-- Start of Data supplied --

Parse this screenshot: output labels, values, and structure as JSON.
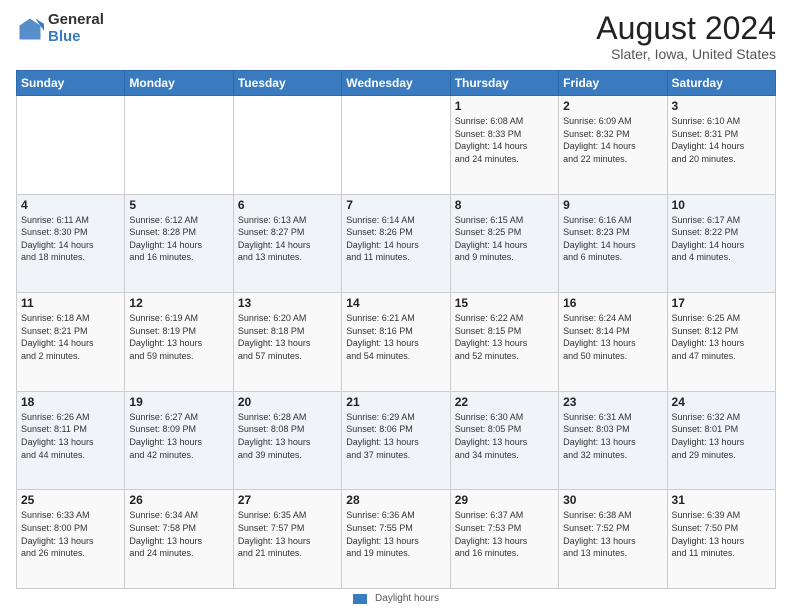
{
  "header": {
    "logo_general": "General",
    "logo_blue": "Blue",
    "month_title": "August 2024",
    "location": "Slater, Iowa, United States"
  },
  "calendar": {
    "days_of_week": [
      "Sunday",
      "Monday",
      "Tuesday",
      "Wednesday",
      "Thursday",
      "Friday",
      "Saturday"
    ],
    "weeks": [
      [
        {
          "day": "",
          "info": ""
        },
        {
          "day": "",
          "info": ""
        },
        {
          "day": "",
          "info": ""
        },
        {
          "day": "",
          "info": ""
        },
        {
          "day": "1",
          "info": "Sunrise: 6:08 AM\nSunset: 8:33 PM\nDaylight: 14 hours\nand 24 minutes."
        },
        {
          "day": "2",
          "info": "Sunrise: 6:09 AM\nSunset: 8:32 PM\nDaylight: 14 hours\nand 22 minutes."
        },
        {
          "day": "3",
          "info": "Sunrise: 6:10 AM\nSunset: 8:31 PM\nDaylight: 14 hours\nand 20 minutes."
        }
      ],
      [
        {
          "day": "4",
          "info": "Sunrise: 6:11 AM\nSunset: 8:30 PM\nDaylight: 14 hours\nand 18 minutes."
        },
        {
          "day": "5",
          "info": "Sunrise: 6:12 AM\nSunset: 8:28 PM\nDaylight: 14 hours\nand 16 minutes."
        },
        {
          "day": "6",
          "info": "Sunrise: 6:13 AM\nSunset: 8:27 PM\nDaylight: 14 hours\nand 13 minutes."
        },
        {
          "day": "7",
          "info": "Sunrise: 6:14 AM\nSunset: 8:26 PM\nDaylight: 14 hours\nand 11 minutes."
        },
        {
          "day": "8",
          "info": "Sunrise: 6:15 AM\nSunset: 8:25 PM\nDaylight: 14 hours\nand 9 minutes."
        },
        {
          "day": "9",
          "info": "Sunrise: 6:16 AM\nSunset: 8:23 PM\nDaylight: 14 hours\nand 6 minutes."
        },
        {
          "day": "10",
          "info": "Sunrise: 6:17 AM\nSunset: 8:22 PM\nDaylight: 14 hours\nand 4 minutes."
        }
      ],
      [
        {
          "day": "11",
          "info": "Sunrise: 6:18 AM\nSunset: 8:21 PM\nDaylight: 14 hours\nand 2 minutes."
        },
        {
          "day": "12",
          "info": "Sunrise: 6:19 AM\nSunset: 8:19 PM\nDaylight: 13 hours\nand 59 minutes."
        },
        {
          "day": "13",
          "info": "Sunrise: 6:20 AM\nSunset: 8:18 PM\nDaylight: 13 hours\nand 57 minutes."
        },
        {
          "day": "14",
          "info": "Sunrise: 6:21 AM\nSunset: 8:16 PM\nDaylight: 13 hours\nand 54 minutes."
        },
        {
          "day": "15",
          "info": "Sunrise: 6:22 AM\nSunset: 8:15 PM\nDaylight: 13 hours\nand 52 minutes."
        },
        {
          "day": "16",
          "info": "Sunrise: 6:24 AM\nSunset: 8:14 PM\nDaylight: 13 hours\nand 50 minutes."
        },
        {
          "day": "17",
          "info": "Sunrise: 6:25 AM\nSunset: 8:12 PM\nDaylight: 13 hours\nand 47 minutes."
        }
      ],
      [
        {
          "day": "18",
          "info": "Sunrise: 6:26 AM\nSunset: 8:11 PM\nDaylight: 13 hours\nand 44 minutes."
        },
        {
          "day": "19",
          "info": "Sunrise: 6:27 AM\nSunset: 8:09 PM\nDaylight: 13 hours\nand 42 minutes."
        },
        {
          "day": "20",
          "info": "Sunrise: 6:28 AM\nSunset: 8:08 PM\nDaylight: 13 hours\nand 39 minutes."
        },
        {
          "day": "21",
          "info": "Sunrise: 6:29 AM\nSunset: 8:06 PM\nDaylight: 13 hours\nand 37 minutes."
        },
        {
          "day": "22",
          "info": "Sunrise: 6:30 AM\nSunset: 8:05 PM\nDaylight: 13 hours\nand 34 minutes."
        },
        {
          "day": "23",
          "info": "Sunrise: 6:31 AM\nSunset: 8:03 PM\nDaylight: 13 hours\nand 32 minutes."
        },
        {
          "day": "24",
          "info": "Sunrise: 6:32 AM\nSunset: 8:01 PM\nDaylight: 13 hours\nand 29 minutes."
        }
      ],
      [
        {
          "day": "25",
          "info": "Sunrise: 6:33 AM\nSunset: 8:00 PM\nDaylight: 13 hours\nand 26 minutes."
        },
        {
          "day": "26",
          "info": "Sunrise: 6:34 AM\nSunset: 7:58 PM\nDaylight: 13 hours\nand 24 minutes."
        },
        {
          "day": "27",
          "info": "Sunrise: 6:35 AM\nSunset: 7:57 PM\nDaylight: 13 hours\nand 21 minutes."
        },
        {
          "day": "28",
          "info": "Sunrise: 6:36 AM\nSunset: 7:55 PM\nDaylight: 13 hours\nand 19 minutes."
        },
        {
          "day": "29",
          "info": "Sunrise: 6:37 AM\nSunset: 7:53 PM\nDaylight: 13 hours\nand 16 minutes."
        },
        {
          "day": "30",
          "info": "Sunrise: 6:38 AM\nSunset: 7:52 PM\nDaylight: 13 hours\nand 13 minutes."
        },
        {
          "day": "31",
          "info": "Sunrise: 6:39 AM\nSunset: 7:50 PM\nDaylight: 13 hours\nand 11 minutes."
        }
      ]
    ]
  },
  "footer": {
    "legend_label": "Daylight hours"
  }
}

-- End of Data supplied --

The task: Without the pictures, repeat all the records word for word.

Exercise solution:
Parse this screenshot: output labels, values, and structure as JSON.
{
  "header": {
    "logo_general": "General",
    "logo_blue": "Blue",
    "month_title": "August 2024",
    "location": "Slater, Iowa, United States"
  },
  "calendar": {
    "days_of_week": [
      "Sunday",
      "Monday",
      "Tuesday",
      "Wednesday",
      "Thursday",
      "Friday",
      "Saturday"
    ],
    "weeks": [
      [
        {
          "day": "",
          "info": ""
        },
        {
          "day": "",
          "info": ""
        },
        {
          "day": "",
          "info": ""
        },
        {
          "day": "",
          "info": ""
        },
        {
          "day": "1",
          "info": "Sunrise: 6:08 AM\nSunset: 8:33 PM\nDaylight: 14 hours\nand 24 minutes."
        },
        {
          "day": "2",
          "info": "Sunrise: 6:09 AM\nSunset: 8:32 PM\nDaylight: 14 hours\nand 22 minutes."
        },
        {
          "day": "3",
          "info": "Sunrise: 6:10 AM\nSunset: 8:31 PM\nDaylight: 14 hours\nand 20 minutes."
        }
      ],
      [
        {
          "day": "4",
          "info": "Sunrise: 6:11 AM\nSunset: 8:30 PM\nDaylight: 14 hours\nand 18 minutes."
        },
        {
          "day": "5",
          "info": "Sunrise: 6:12 AM\nSunset: 8:28 PM\nDaylight: 14 hours\nand 16 minutes."
        },
        {
          "day": "6",
          "info": "Sunrise: 6:13 AM\nSunset: 8:27 PM\nDaylight: 14 hours\nand 13 minutes."
        },
        {
          "day": "7",
          "info": "Sunrise: 6:14 AM\nSunset: 8:26 PM\nDaylight: 14 hours\nand 11 minutes."
        },
        {
          "day": "8",
          "info": "Sunrise: 6:15 AM\nSunset: 8:25 PM\nDaylight: 14 hours\nand 9 minutes."
        },
        {
          "day": "9",
          "info": "Sunrise: 6:16 AM\nSunset: 8:23 PM\nDaylight: 14 hours\nand 6 minutes."
        },
        {
          "day": "10",
          "info": "Sunrise: 6:17 AM\nSunset: 8:22 PM\nDaylight: 14 hours\nand 4 minutes."
        }
      ],
      [
        {
          "day": "11",
          "info": "Sunrise: 6:18 AM\nSunset: 8:21 PM\nDaylight: 14 hours\nand 2 minutes."
        },
        {
          "day": "12",
          "info": "Sunrise: 6:19 AM\nSunset: 8:19 PM\nDaylight: 13 hours\nand 59 minutes."
        },
        {
          "day": "13",
          "info": "Sunrise: 6:20 AM\nSunset: 8:18 PM\nDaylight: 13 hours\nand 57 minutes."
        },
        {
          "day": "14",
          "info": "Sunrise: 6:21 AM\nSunset: 8:16 PM\nDaylight: 13 hours\nand 54 minutes."
        },
        {
          "day": "15",
          "info": "Sunrise: 6:22 AM\nSunset: 8:15 PM\nDaylight: 13 hours\nand 52 minutes."
        },
        {
          "day": "16",
          "info": "Sunrise: 6:24 AM\nSunset: 8:14 PM\nDaylight: 13 hours\nand 50 minutes."
        },
        {
          "day": "17",
          "info": "Sunrise: 6:25 AM\nSunset: 8:12 PM\nDaylight: 13 hours\nand 47 minutes."
        }
      ],
      [
        {
          "day": "18",
          "info": "Sunrise: 6:26 AM\nSunset: 8:11 PM\nDaylight: 13 hours\nand 44 minutes."
        },
        {
          "day": "19",
          "info": "Sunrise: 6:27 AM\nSunset: 8:09 PM\nDaylight: 13 hours\nand 42 minutes."
        },
        {
          "day": "20",
          "info": "Sunrise: 6:28 AM\nSunset: 8:08 PM\nDaylight: 13 hours\nand 39 minutes."
        },
        {
          "day": "21",
          "info": "Sunrise: 6:29 AM\nSunset: 8:06 PM\nDaylight: 13 hours\nand 37 minutes."
        },
        {
          "day": "22",
          "info": "Sunrise: 6:30 AM\nSunset: 8:05 PM\nDaylight: 13 hours\nand 34 minutes."
        },
        {
          "day": "23",
          "info": "Sunrise: 6:31 AM\nSunset: 8:03 PM\nDaylight: 13 hours\nand 32 minutes."
        },
        {
          "day": "24",
          "info": "Sunrise: 6:32 AM\nSunset: 8:01 PM\nDaylight: 13 hours\nand 29 minutes."
        }
      ],
      [
        {
          "day": "25",
          "info": "Sunrise: 6:33 AM\nSunset: 8:00 PM\nDaylight: 13 hours\nand 26 minutes."
        },
        {
          "day": "26",
          "info": "Sunrise: 6:34 AM\nSunset: 7:58 PM\nDaylight: 13 hours\nand 24 minutes."
        },
        {
          "day": "27",
          "info": "Sunrise: 6:35 AM\nSunset: 7:57 PM\nDaylight: 13 hours\nand 21 minutes."
        },
        {
          "day": "28",
          "info": "Sunrise: 6:36 AM\nSunset: 7:55 PM\nDaylight: 13 hours\nand 19 minutes."
        },
        {
          "day": "29",
          "info": "Sunrise: 6:37 AM\nSunset: 7:53 PM\nDaylight: 13 hours\nand 16 minutes."
        },
        {
          "day": "30",
          "info": "Sunrise: 6:38 AM\nSunset: 7:52 PM\nDaylight: 13 hours\nand 13 minutes."
        },
        {
          "day": "31",
          "info": "Sunrise: 6:39 AM\nSunset: 7:50 PM\nDaylight: 13 hours\nand 11 minutes."
        }
      ]
    ]
  },
  "footer": {
    "legend_label": "Daylight hours"
  }
}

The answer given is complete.